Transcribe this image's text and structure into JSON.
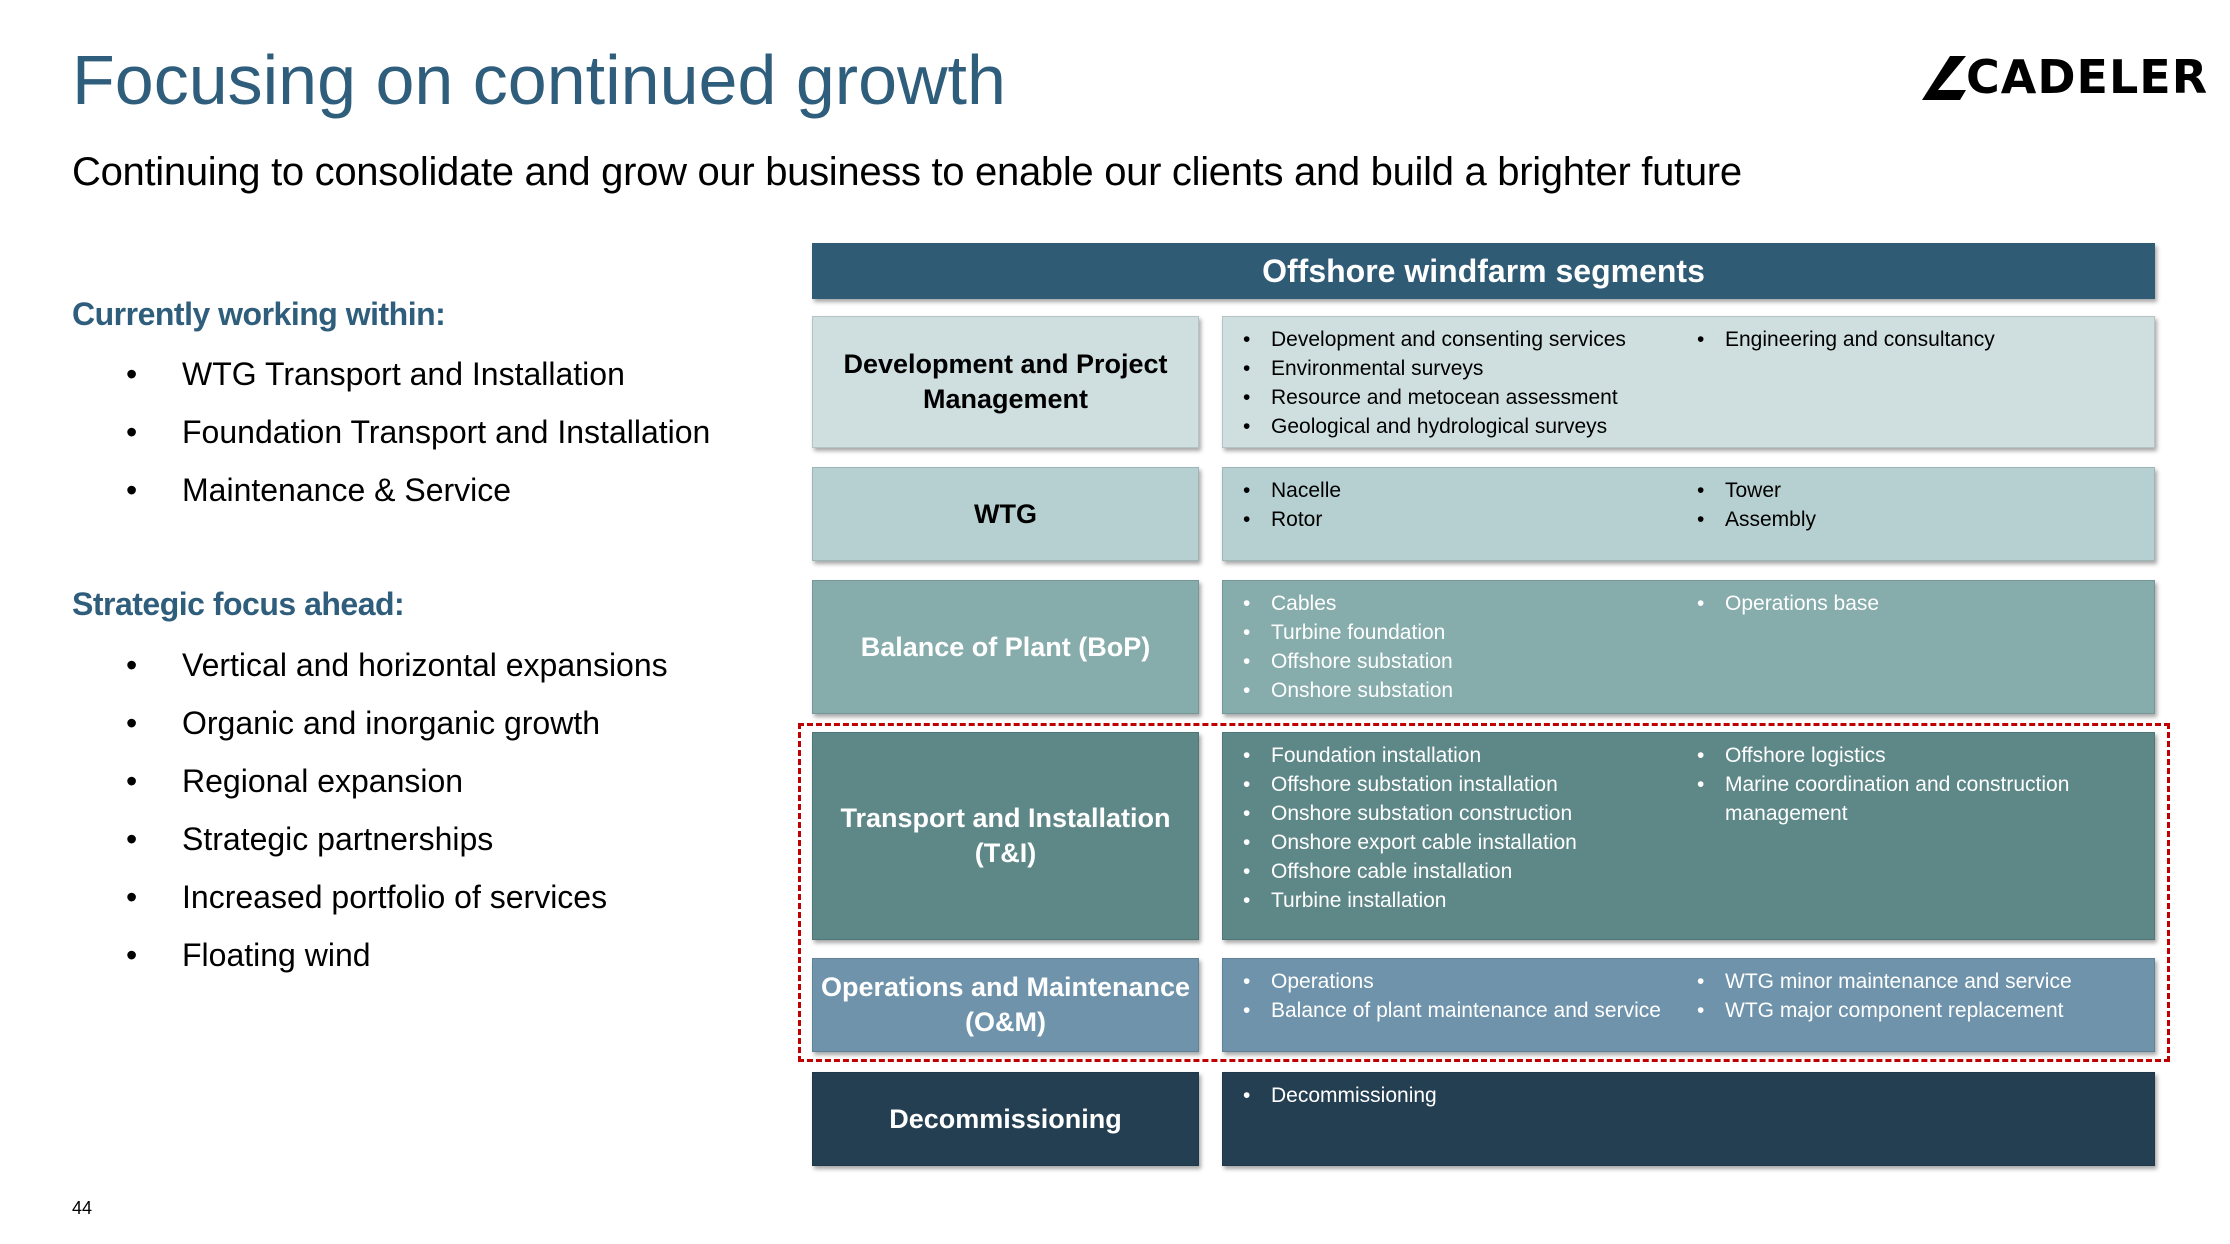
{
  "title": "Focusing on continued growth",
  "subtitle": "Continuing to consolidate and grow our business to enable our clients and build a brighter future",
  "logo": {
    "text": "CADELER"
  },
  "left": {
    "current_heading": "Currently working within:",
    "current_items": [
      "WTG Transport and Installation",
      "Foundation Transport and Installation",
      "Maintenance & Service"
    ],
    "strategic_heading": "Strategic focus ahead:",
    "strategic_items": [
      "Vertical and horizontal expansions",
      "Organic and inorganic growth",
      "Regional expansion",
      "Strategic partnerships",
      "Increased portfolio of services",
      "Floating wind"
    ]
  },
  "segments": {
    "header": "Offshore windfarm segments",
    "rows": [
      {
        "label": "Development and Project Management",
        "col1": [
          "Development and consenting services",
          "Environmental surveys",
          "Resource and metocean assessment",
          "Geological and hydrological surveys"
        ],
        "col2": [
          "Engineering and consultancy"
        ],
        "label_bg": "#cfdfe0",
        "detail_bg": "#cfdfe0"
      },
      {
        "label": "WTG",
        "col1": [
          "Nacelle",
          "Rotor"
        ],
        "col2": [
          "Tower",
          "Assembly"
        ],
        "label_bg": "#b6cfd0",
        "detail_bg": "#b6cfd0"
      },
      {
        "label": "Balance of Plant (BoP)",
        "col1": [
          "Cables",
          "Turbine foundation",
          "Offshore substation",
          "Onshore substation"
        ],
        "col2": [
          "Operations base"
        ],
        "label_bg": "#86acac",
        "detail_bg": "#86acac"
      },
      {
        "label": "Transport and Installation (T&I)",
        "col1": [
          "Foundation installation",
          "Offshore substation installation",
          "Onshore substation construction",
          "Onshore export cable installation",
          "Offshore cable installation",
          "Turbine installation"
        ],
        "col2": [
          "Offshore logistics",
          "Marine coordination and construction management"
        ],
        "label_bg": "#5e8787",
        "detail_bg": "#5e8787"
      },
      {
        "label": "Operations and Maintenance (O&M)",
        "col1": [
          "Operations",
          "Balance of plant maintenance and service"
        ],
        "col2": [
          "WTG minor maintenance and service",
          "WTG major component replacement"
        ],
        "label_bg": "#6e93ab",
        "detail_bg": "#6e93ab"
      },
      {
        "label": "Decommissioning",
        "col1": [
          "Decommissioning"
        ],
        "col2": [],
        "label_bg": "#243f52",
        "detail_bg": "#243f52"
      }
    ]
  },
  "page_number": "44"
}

* * *

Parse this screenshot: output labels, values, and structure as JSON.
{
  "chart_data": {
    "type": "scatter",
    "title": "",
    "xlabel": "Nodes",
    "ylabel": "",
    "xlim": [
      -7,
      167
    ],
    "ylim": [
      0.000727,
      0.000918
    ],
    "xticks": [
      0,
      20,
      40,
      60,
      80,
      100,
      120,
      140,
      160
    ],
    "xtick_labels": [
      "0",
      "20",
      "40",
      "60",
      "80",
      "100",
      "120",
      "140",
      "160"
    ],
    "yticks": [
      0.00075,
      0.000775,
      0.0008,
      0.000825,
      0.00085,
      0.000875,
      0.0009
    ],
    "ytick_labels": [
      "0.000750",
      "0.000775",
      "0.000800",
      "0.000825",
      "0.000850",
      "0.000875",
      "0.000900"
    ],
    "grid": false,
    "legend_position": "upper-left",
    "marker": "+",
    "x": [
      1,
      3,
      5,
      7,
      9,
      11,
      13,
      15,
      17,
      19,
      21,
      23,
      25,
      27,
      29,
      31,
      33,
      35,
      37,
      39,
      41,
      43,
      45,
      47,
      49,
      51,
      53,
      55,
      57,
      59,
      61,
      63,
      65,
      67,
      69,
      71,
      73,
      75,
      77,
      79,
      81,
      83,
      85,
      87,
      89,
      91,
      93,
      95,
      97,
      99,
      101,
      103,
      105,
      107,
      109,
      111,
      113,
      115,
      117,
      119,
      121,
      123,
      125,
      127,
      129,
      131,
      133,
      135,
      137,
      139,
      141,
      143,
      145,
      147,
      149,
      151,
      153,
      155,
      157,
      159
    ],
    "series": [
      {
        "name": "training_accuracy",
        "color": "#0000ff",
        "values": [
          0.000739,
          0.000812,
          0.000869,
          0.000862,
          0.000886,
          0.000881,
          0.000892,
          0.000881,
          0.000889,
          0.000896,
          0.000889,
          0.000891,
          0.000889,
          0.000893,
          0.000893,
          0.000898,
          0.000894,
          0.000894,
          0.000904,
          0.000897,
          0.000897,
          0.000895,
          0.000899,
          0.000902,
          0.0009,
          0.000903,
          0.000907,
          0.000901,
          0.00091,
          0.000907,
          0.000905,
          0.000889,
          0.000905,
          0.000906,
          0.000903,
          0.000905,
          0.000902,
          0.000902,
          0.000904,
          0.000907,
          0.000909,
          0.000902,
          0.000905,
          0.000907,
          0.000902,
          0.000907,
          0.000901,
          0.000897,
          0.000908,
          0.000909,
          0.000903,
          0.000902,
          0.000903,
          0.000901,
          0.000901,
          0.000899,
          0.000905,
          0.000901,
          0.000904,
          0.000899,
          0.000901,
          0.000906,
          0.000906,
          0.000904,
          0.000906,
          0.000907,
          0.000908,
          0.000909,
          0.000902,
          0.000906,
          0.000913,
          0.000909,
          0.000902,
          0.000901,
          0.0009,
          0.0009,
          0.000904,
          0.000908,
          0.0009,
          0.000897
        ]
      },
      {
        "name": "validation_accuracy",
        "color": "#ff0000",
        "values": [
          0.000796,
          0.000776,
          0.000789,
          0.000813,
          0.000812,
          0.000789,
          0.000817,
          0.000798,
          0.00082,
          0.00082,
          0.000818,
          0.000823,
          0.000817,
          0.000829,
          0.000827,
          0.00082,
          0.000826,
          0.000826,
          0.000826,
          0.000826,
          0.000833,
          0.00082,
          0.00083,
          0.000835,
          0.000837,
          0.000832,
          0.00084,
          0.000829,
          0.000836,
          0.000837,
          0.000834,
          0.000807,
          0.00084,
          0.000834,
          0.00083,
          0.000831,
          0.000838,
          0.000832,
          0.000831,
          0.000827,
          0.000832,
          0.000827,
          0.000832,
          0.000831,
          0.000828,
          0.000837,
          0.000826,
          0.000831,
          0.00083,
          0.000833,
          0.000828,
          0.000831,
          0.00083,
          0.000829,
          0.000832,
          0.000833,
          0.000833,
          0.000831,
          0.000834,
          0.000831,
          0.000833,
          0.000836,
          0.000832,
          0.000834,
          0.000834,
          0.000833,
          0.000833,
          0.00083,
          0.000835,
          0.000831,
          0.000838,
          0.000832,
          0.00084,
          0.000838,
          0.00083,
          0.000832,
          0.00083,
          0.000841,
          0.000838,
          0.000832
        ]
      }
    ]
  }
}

# What is being asked:
Provide only the number of lines in the records containing the string "Development".

# Written solution:
2